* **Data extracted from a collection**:
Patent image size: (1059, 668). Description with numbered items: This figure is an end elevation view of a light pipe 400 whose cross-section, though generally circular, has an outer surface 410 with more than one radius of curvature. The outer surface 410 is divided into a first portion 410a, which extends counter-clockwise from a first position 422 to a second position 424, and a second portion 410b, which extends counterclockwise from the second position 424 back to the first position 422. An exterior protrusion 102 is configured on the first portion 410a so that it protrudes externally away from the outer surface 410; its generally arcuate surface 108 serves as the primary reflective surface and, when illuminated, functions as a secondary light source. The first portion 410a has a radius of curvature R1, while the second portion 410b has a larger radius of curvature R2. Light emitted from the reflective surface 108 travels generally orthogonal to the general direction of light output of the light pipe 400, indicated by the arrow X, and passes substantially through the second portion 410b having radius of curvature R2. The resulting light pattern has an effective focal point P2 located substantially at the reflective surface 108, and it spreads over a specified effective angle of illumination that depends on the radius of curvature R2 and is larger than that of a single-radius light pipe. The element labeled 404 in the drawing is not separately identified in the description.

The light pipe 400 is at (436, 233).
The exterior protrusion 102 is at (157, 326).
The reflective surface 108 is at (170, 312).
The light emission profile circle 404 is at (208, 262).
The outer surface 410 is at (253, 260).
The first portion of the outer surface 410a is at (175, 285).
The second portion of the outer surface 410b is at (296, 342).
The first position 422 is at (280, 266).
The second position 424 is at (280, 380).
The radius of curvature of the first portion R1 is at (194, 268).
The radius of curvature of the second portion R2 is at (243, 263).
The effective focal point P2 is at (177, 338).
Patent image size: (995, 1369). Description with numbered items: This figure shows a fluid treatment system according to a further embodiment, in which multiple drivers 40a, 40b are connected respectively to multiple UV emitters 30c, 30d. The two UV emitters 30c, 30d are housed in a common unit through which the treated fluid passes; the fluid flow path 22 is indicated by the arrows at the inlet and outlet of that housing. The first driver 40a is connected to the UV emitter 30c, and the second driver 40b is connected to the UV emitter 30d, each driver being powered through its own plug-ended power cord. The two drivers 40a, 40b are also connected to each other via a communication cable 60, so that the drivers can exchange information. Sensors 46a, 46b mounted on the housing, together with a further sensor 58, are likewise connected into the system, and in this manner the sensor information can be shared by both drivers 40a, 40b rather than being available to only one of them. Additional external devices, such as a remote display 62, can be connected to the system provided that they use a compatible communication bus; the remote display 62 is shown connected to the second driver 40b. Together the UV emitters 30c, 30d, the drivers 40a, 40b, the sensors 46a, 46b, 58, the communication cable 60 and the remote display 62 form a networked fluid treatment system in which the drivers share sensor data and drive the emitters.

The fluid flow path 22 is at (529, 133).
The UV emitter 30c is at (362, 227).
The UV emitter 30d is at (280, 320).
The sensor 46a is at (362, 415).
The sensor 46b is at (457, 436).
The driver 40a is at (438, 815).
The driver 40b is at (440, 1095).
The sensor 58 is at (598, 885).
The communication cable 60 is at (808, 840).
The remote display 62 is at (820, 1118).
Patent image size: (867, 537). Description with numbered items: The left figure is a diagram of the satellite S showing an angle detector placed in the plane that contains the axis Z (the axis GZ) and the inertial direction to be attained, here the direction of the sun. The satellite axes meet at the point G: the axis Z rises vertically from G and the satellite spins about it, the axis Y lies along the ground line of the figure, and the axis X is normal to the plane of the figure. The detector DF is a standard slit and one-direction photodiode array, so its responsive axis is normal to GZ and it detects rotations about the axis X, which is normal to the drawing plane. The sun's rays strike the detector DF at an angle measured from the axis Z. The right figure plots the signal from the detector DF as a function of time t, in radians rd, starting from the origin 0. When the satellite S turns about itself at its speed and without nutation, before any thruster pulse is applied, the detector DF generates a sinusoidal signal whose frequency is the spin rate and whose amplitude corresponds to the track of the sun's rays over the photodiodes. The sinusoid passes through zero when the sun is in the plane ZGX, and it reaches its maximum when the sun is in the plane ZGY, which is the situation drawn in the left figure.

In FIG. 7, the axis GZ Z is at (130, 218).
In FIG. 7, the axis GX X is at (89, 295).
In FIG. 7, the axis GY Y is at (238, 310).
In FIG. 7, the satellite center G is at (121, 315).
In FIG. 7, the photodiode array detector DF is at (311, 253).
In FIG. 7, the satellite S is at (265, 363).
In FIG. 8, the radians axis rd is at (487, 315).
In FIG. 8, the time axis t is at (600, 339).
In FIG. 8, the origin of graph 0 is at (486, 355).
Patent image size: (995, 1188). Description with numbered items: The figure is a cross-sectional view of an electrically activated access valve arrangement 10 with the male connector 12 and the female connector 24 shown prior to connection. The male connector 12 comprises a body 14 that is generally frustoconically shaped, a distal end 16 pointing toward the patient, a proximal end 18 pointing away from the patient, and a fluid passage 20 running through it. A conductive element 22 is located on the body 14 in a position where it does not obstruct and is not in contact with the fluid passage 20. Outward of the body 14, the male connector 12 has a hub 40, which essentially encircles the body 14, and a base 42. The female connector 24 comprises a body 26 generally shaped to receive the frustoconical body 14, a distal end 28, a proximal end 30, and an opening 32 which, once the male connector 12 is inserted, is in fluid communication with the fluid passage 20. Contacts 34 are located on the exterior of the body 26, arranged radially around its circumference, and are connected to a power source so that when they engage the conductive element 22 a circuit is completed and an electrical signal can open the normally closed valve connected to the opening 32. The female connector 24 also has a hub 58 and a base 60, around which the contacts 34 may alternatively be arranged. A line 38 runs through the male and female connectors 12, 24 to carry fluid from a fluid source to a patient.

* **GOAL**: Arrange the stretch of the listing above from the line containing "Patent image size: (867, 537)." through the line containing "In FIG. 7, the axis GX X is at (89, 295)." as a numbered list, leaving out any blank lines.

* **TASK ANSWER**:
1. Patent image size: (867, 537). Description with numbered items: The left figure is a diagram of the satellite S showing an angle detector placed in the plane that contains the axis Z (the axis GZ) and the inertial direction to be attained, here the direction of the sun. The satellite axes meet at the point G: the axis Z rises vertically from G and the satellite spins about it, the axis Y lies along the ground line of the figure, and the axis X is normal to the plane of the figure. The detector DF is a standard slit and one-direction photodiode array, so its responsive axis is normal to GZ and it detects rotations about the axis X, which is normal to the drawing plane. The sun's rays strike the detector DF at an angle measured from the axis Z. The right figure plots the signal from the detector DF as a function of time t, in radians rd, starting from the origin 0. When the satellite S turns about itself at its speed and without nutation, before any thruster pulse is applied, the detector DF generates a sinusoidal signal whose frequency is the spin rate and whose amplitude corresponds to the track of the sun's rays over the photodiodes. The sinusoid passes through zero when the sun is in the plane ZGX, and it reaches its maximum when the sun is in the plane ZGY, which is the situation drawn in the left figure.
2. In FIG. 7, the axis GZ Z is at (130, 218).
3. In FIG. 7, the axis GX X is at (89, 295).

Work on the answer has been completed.